**INFORMATION SHOWN**
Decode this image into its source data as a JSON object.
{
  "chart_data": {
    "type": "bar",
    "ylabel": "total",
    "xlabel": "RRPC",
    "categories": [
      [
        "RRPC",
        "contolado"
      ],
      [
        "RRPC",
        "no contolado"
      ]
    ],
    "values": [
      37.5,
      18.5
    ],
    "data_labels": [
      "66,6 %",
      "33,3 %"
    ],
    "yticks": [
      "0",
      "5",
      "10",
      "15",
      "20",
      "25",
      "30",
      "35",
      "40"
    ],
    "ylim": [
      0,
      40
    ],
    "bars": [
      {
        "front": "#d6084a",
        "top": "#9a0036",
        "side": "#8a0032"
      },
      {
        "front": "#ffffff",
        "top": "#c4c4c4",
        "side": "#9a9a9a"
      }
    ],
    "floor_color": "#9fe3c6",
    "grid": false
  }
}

**WHAT THIS TASK INVOLVES**
Your task is to quote the listing above word for word.

**OUTPUT OF THE EXERCISE**
Decode this image into its source data as a JSON object.
{
  "chart_data": {
    "type": "bar",
    "ylabel": "total",
    "xlabel": "RRPC",
    "categories": [
      [
        "RRPC",
        "contolado"
      ],
      [
        "RRPC",
        "no contolado"
      ]
    ],
    "values": [
      37.5,
      18.5
    ],
    "data_labels": [
      "66,6 %",
      "33,3 %"
    ],
    "yticks": [
      "0",
      "5",
      "10",
      "15",
      "20",
      "25",
      "30",
      "35",
      "40"
    ],
    "ylim": [
      0,
      40
    ],
    "bars": [
      {
        "front": "#d6084a",
        "top": "#9a0036",
        "side": "#8a0032"
      },
      {
        "front": "#ffffff",
        "top": "#c4c4c4",
        "side": "#9a9a9a"
      }
    ],
    "floor_color": "#9fe3c6",
    "grid": false
  }
}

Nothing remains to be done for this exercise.